| PASSAGE |

·····

Are you caught off guard when criticized or pulled into an argument? Learn techniques for breathing and creating space so that you respond appropriately instead of getting swept into a trigger situation.
- When you hear something you don't like it's easy to get angry, and when you're angry it's easy to become defensive. You feel attacked. You're no longer able to listen. You go into fight-or-flight mode. You say things like, "Well, that's not fair," or "You don't understand," or "You must be crazy!" Then a day later or maybe a week later you have regrets. Your boss tells you to work on receiving constructive criticism, your colleagues say you're too sensitive, or your spouse calls you hotheaded. You feel embarrassed.
Your relationships are strained. "If only you wouldn't have been caught off guard," you tell yourself. I'm going to give you a coping mechanism. Three easy steps that will work for you in both your personal and your professional life so that you never feel caught off guard again. I call this strategy Creating Space. These three steps give you the space you need so that you can respond appropriately instead of reacting from anger. Step One: Breathe. Step Two: Acknowledge.
And Step Three: Time. Think of the acronym BAT. Breathe, Acknowledge, and Time. The first step is to take a deep breath (inhales deeply) and count silently to five. This gives you time to think about your next step. The next step is to acknowledge the information, whatever it may be. The acknowledgement can be really simple. Something like, "I hear you," or "I understand," or "I'm sorry that you have that perception." And step three, buy time.

·····

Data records
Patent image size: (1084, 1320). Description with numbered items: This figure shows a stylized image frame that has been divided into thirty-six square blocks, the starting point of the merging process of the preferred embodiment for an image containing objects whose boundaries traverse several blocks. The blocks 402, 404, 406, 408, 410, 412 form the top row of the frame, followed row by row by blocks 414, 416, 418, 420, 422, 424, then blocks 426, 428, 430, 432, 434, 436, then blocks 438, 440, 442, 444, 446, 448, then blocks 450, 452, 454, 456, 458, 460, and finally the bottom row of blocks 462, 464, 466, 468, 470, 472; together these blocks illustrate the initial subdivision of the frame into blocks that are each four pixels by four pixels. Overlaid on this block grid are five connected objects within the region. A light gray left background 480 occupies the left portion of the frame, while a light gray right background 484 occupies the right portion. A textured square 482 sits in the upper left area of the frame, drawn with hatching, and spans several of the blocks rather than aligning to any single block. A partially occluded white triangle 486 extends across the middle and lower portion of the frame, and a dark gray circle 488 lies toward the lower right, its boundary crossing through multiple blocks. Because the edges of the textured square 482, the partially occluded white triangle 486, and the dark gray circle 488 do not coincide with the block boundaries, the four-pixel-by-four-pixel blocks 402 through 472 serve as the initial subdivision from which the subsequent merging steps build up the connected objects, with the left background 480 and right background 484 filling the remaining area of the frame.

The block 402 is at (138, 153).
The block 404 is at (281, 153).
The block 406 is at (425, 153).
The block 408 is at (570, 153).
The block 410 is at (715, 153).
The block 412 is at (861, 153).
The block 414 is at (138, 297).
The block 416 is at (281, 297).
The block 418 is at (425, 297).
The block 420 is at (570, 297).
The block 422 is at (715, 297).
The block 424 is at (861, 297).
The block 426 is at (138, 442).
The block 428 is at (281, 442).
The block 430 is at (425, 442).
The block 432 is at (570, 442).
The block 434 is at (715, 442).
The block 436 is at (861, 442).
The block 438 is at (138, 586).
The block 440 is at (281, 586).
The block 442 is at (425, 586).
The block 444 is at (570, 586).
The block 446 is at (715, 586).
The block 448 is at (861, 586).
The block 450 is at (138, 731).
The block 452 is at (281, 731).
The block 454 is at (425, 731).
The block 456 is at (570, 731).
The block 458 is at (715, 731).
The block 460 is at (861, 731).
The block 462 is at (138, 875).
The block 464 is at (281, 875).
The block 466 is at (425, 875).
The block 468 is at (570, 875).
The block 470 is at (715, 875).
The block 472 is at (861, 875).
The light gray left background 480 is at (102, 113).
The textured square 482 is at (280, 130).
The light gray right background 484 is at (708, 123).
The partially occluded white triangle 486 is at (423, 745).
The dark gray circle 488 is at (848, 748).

·····

| INSTRUCTIONS |
1. In the passage on responding to criticism, what does the acronym BAT stand for?
2. Write a continuation of the passage on responding to criticism, picking up after its final sentence.

| ANSWERS PROVIDED |
1. Breathe, Acknowledge, and Time.

2.
Buy some time to process the information. You can say something like, "I'd like to think about this "and talk with you further on Thursday." Now let's put it all together. You get blindsided by something someone says and your first reaction is to want to interrupt, defend, or blame. But instead, you use the BAT method. "I'm sorry you feel this way. "I'd like to think about this a bit "and talk further on Thursday." Now you can process the information and prepare an appropriate response.
Now that you have the Create Space strategy, you can form a new habit that helps you maintain your composure and stay in charge of your energy.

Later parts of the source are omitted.